◆ INSTRUCTIONS TO FOLLOW ◆
Copy each line below that contains "color".

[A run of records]
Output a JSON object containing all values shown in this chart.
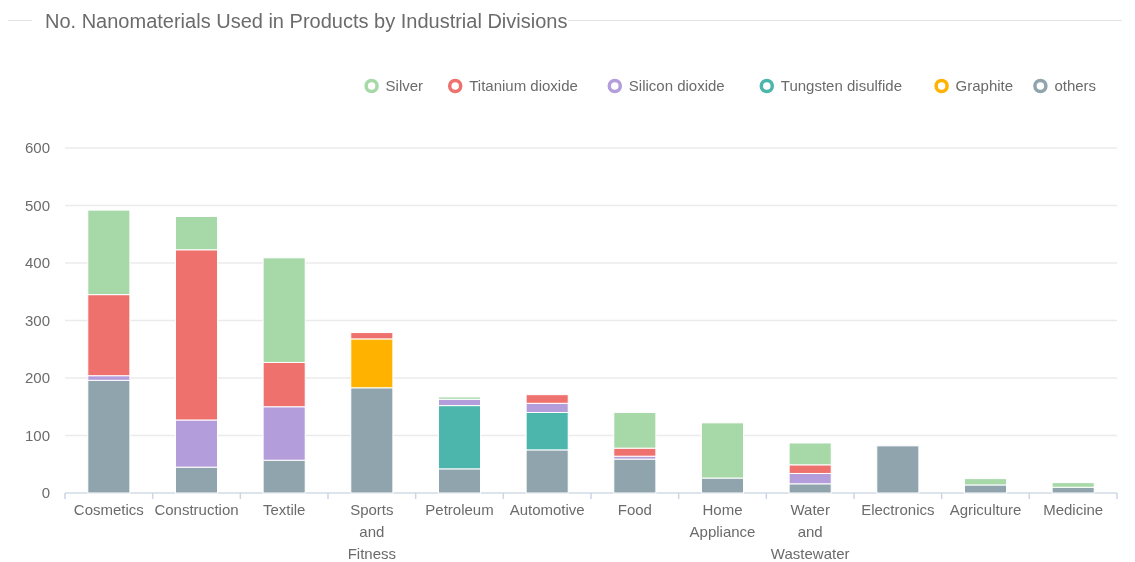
{
  "chart_data": {
    "type": "bar",
    "title": "No. Nanomaterials Used in Products by Industrial Divisions",
    "categories": [
      "Cosmetics",
      "Construction",
      "Textile",
      "Sports and Fitness",
      "Petroleum",
      "Automotive",
      "Food",
      "Home Appliance",
      "Water and Wastewater",
      "Electronics",
      "Agriculture",
      "Medicine"
    ],
    "stacked": true,
    "series": [
      {
        "name": "others",
        "color": "#90a4ae",
        "values": [
          196,
          45,
          57,
          183,
          42,
          75,
          59,
          26,
          16,
          82,
          14,
          10
        ]
      },
      {
        "name": "Graphite",
        "color": "#ffb300",
        "values": [
          null,
          null,
          null,
          85,
          null,
          null,
          null,
          null,
          null,
          null,
          null,
          null
        ]
      },
      {
        "name": "Tungsten disulfide",
        "color": "#4db6ac",
        "values": [
          null,
          null,
          null,
          null,
          110,
          65,
          null,
          null,
          null,
          null,
          null,
          null
        ]
      },
      {
        "name": "Silicon dioxide",
        "color": "#b39ddb",
        "values": [
          8,
          82,
          93,
          null,
          11,
          16,
          5,
          null,
          18,
          null,
          null,
          null
        ]
      },
      {
        "name": "Titanium dioxide",
        "color": "#ee716e",
        "values": [
          141,
          296,
          77,
          11,
          null,
          15,
          14,
          null,
          15,
          null,
          null,
          null
        ]
      },
      {
        "name": "Silver",
        "color": "#a6d8a8",
        "values": [
          147,
          58,
          182,
          null,
          4,
          null,
          62,
          96,
          38,
          null,
          11,
          8
        ]
      }
    ],
    "ylim": [
      0,
      600
    ],
    "yticks": [
      0,
      100,
      200,
      300,
      400,
      500,
      600
    ],
    "grid": "y",
    "legend": "top right"
  }
}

◆ FINAL RESULT ◆
        "color": "#90a4ae",
        "color": "#ffb300",
        "color": "#4db6ac",
        "color": "#b39ddb",
        "color": "#ee716e",
        "color": "#a6d8a8",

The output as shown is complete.